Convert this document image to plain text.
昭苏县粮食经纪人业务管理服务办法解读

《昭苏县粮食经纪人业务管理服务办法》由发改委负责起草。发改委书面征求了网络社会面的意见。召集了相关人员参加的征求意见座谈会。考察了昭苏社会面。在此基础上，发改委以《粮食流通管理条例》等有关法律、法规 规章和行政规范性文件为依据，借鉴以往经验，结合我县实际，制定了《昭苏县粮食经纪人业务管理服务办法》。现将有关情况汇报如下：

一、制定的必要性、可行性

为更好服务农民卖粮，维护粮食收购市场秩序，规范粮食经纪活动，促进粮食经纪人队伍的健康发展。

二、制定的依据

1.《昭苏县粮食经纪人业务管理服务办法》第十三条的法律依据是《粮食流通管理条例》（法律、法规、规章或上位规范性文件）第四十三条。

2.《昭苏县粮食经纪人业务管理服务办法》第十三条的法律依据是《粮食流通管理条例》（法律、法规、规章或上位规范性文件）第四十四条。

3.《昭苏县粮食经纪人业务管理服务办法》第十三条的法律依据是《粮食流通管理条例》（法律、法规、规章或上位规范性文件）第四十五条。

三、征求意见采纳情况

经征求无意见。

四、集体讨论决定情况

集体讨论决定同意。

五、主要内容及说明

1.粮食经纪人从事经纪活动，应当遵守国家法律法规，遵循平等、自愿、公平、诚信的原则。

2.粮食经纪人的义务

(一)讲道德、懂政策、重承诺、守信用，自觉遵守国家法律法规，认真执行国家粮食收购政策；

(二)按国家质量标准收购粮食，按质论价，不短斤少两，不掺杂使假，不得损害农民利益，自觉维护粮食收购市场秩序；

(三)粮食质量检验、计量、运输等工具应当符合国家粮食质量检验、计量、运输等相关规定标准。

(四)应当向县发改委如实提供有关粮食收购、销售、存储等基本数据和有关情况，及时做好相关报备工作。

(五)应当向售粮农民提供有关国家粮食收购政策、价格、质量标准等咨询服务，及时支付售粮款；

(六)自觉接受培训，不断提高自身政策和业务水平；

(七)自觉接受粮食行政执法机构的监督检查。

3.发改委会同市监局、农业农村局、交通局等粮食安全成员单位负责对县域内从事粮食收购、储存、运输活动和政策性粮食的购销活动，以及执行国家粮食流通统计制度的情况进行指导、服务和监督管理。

:::

- [YOUR TASK] Output the records exactly, including every line.

- [CORRECT RESULT]
Convert this document image to plain text.
昭苏县粮食经纪人业务管理服务办法解读

《昭苏县粮食经纪人业务管理服务办法》由发改委负责起草。发改委书面征求了网络社会面的意见。召集了相关人员参加的征求意见座谈会。考察了昭苏社会面。在此基础上，发改委以《粮食流通管理条例》等有关法律、法规 规章和行政规范性文件为依据，借鉴以往经验，结合我县实际，制定了《昭苏县粮食经纪人业务管理服务办法》。现将有关情况汇报如下：

一、制定的必要性、可行性

为更好服务农民卖粮，维护粮食收购市场秩序，规范粮食经纪活动，促进粮食经纪人队伍的健康发展。

二、制定的依据

1.《昭苏县粮食经纪人业务管理服务办法》第十三条的法律依据是《粮食流通管理条例》（法律、法规、规章或上位规范性文件）第四十三条。

2.《昭苏县粮食经纪人业务管理服务办法》第十三条的法律依据是《粮食流通管理条例》（法律、法规、规章或上位规范性文件）第四十四条。

3.《昭苏县粮食经纪人业务管理服务办法》第十三条的法律依据是《粮食流通管理条例》（法律、法规、规章或上位规范性文件）第四十五条。

三、征求意见采纳情况

经征求无意见。

四、集体讨论决定情况

集体讨论决定同意。

五、主要内容及说明

1.粮食经纪人从事经纪活动，应当遵守国家法律法规，遵循平等、自愿、公平、诚信的原则。

2.粮食经纪人的义务

(一)讲道德、懂政策、重承诺、守信用，自觉遵守国家法律法规，认真执行国家粮食收购政策；

(二)按国家质量标准收购粮食，按质论价，不短斤少两，不掺杂使假，不得损害农民利益，自觉维护粮食收购市场秩序；

(三)粮食质量检验、计量、运输等工具应当符合国家粮食质量检验、计量、运输等相关规定标准。

(四)应当向县发改委如实提供有关粮食收购、销售、存储等基本数据和有关情况，及时做好相关报备工作。

(五)应当向售粮农民提供有关国家粮食收购政策、价格、质量标准等咨询服务，及时支付售粮款；

(六)自觉接受培训，不断提高自身政策和业务水平；

(七)自觉接受粮食行政执法机构的监督检查。

3.发改委会同市监局、农业农村局、交通局等粮食安全成员单位负责对县域内从事粮食收购、储存、运输活动和政策性粮食的购销活动，以及执行国家粮食流通统计制度的情况进行指导、服务和监督管理。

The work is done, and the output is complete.